● **WHAT YOU NEED TO DO**
Set down every entry word for word. Omit the pictures.

● **MATERIALS PROVIDED**
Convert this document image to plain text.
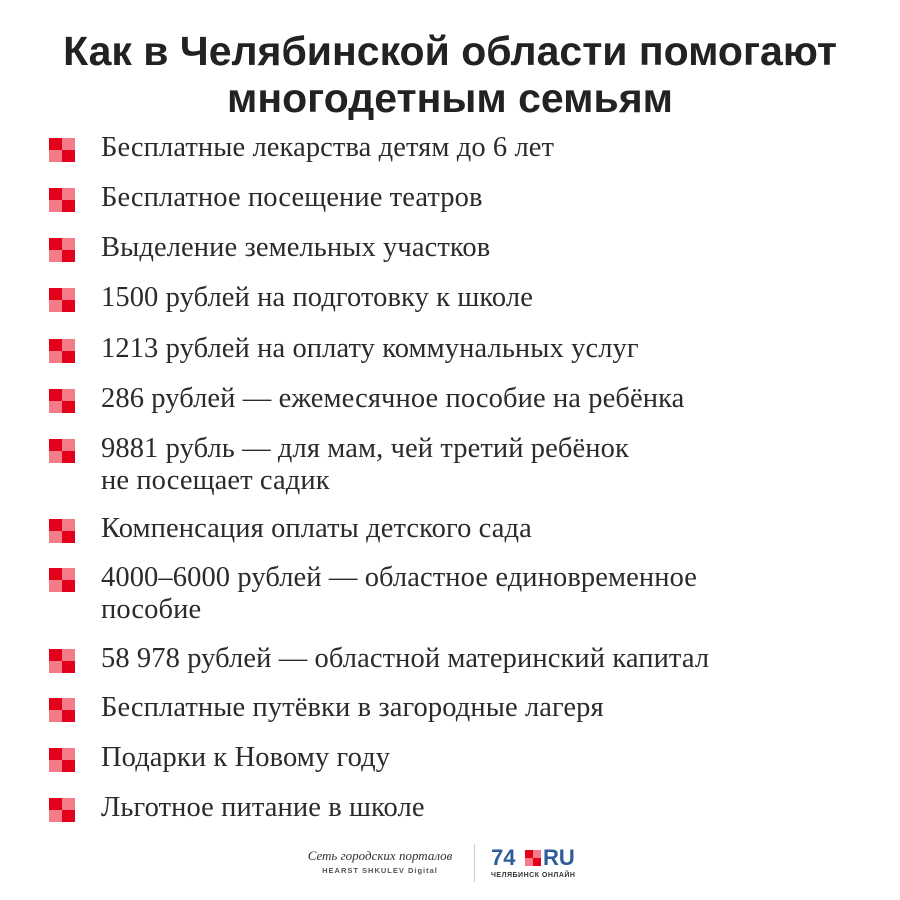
Как в Челябинской области помогают
многодетным семьям
Бесплатные лекарства детям до 6 лет
Бесплатное посещение театров
Выделение земельных участков
1500 рублей на подготовку к школе
1213 рублей на оплату коммунальных услуг
286 рублей — ежемесячное пособие на ребёнка
9881 рубль — для мам, чей третий ребёнок
не посещает садик
Компенсация оплаты детского сада
4000–6000 рублей — областное единовременное
пособие
58 978 рублей — областной материнский капитал
Бесплатные путёвки в загородные лагеря
Подарки к Новому году
Льготное питание в школе
Сеть городских порталов
HEARST SHKULEV Digital
74 RU
ЧЕЛЯБИНСК ОНЛАЙН
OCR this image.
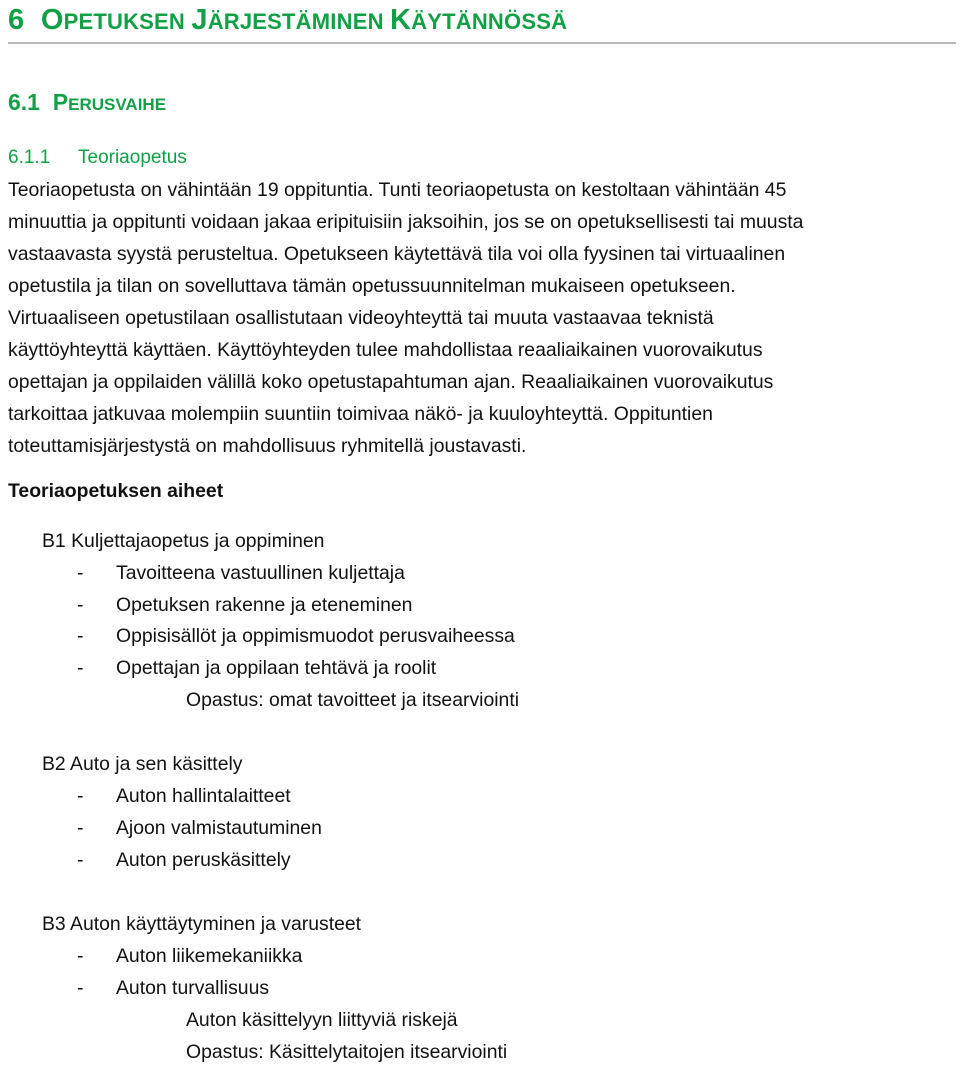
6 OPETUKSEN JÄRJESTÄMINEN KÄYTÄNNÖSSÄ
6.1 PERUSVAIHE
6.1.1 Teoriaopetus
Teoriaopetusta on vähintään 19 oppituntia. Tunti teoriaopetusta on kestoltaan vähintään 45
minuuttia ja oppitunti voidaan jakaa eripituisiin jaksoihin, jos se on opetuksellisesti tai muusta
vastaavasta syystä perusteltua. Opetukseen käytettävä tila voi olla fyysinen tai virtuaalinen
opetustila ja tilan on sovelluttava tämän opetussuunnitelman mukaiseen opetukseen.
Virtuaaliseen opetustilaan osallistutaan videoyhteyttä tai muuta vastaavaa teknistä
käyttöyhteyttä käyttäen. Käyttöyhteyden tulee mahdollistaa reaaliaikainen vuorovaikutus
opettajan ja oppilaiden välillä koko opetustapahtuman ajan. Reaaliaikainen vuorovaikutus
tarkoittaa jatkuvaa molempiin suuntiin toimivaa näkö- ja kuuloyhteyttä. Oppituntien
toteuttamisjärjestystä on mahdollisuus ryhmitellä joustavasti.
Teoriaopetuksen aiheet
B1 Kuljettajaopetus ja oppiminen
- Tavoitteena vastuullinen kuljettaja
- Opetuksen rakenne ja eteneminen
- Oppisisällöt ja oppimismuodot perusvaiheessa
- Opettajan ja oppilaan tehtävä ja roolit
Opastus: omat tavoitteet ja itsearviointi
B2 Auto ja sen käsittely
- Auton hallintalaitteet
- Ajoon valmistautuminen
- Auton peruskäsittely
B3 Auton käyttäytyminen ja varusteet
- Auton liikemekaniikka
- Auton turvallisuus
Auton käsittelyyn liittyviä riskejä
Opastus: Käsittelytaitojen itsearviointi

● **SOLUTION TO THIS PROBLEM**
Convert this document image to plain text.
Как в Челябинской области помогают
многодетным семьям
Бесплатные лекарства детям до 6 лет
Бесплатное посещение театров
Выделение земельных участков
1500 рублей на подготовку к школе
1213 рублей на оплату коммунальных услуг
286 рублей — ежемесячное пособие на ребёнка
9881 рубль — для мам, чей третий ребёнок
не посещает садик
Компенсация оплаты детского сада
4000–6000 рублей — областное единовременное
пособие
58 978 рублей — областной материнский капитал
Бесплатные путёвки в загородные лагеря
Подарки к Новому году
Льготное питание в школе
Сеть городских порталов
HEARST SHKULEV Digital
74 RU
ЧЕЛЯБИНСК ОНЛАЙН
OCR this image.
6 OPETUKSEN JÄRJESTÄMINEN KÄYTÄNNÖSSÄ
6.1 PERUSVAIHE
6.1.1 Teoriaopetus
Teoriaopetusta on vähintään 19 oppituntia. Tunti teoriaopetusta on kestoltaan vähintään 45
minuuttia ja oppitunti voidaan jakaa eripituisiin jaksoihin, jos se on opetuksellisesti tai muusta
vastaavasta syystä perusteltua. Opetukseen käytettävä tila voi olla fyysinen tai virtuaalinen
opetustila ja tilan on sovelluttava tämän opetussuunnitelman mukaiseen opetukseen.
Virtuaaliseen opetustilaan osallistutaan videoyhteyttä tai muuta vastaavaa teknistä
käyttöyhteyttä käyttäen. Käyttöyhteyden tulee mahdollistaa reaaliaikainen vuorovaikutus
opettajan ja oppilaiden välillä koko opetustapahtuman ajan. Reaaliaikainen vuorovaikutus
tarkoittaa jatkuvaa molempiin suuntiin toimivaa näkö- ja kuuloyhteyttä. Oppituntien
toteuttamisjärjestystä on mahdollisuus ryhmitellä joustavasti.
Teoriaopetuksen aiheet
B1 Kuljettajaopetus ja oppiminen
- Tavoitteena vastuullinen kuljettaja
- Opetuksen rakenne ja eteneminen
- Oppisisällöt ja oppimismuodot perusvaiheessa
- Opettajan ja oppilaan tehtävä ja roolit
Opastus: omat tavoitteet ja itsearviointi
B2 Auto ja sen käsittely
- Auton hallintalaitteet
- Ajoon valmistautuminen
- Auton peruskäsittely
B3 Auton käyttäytyminen ja varusteet
- Auton liikemekaniikka
- Auton turvallisuus
Auton käsittelyyn liittyviä riskejä
Opastus: Käsittelytaitojen itsearviointi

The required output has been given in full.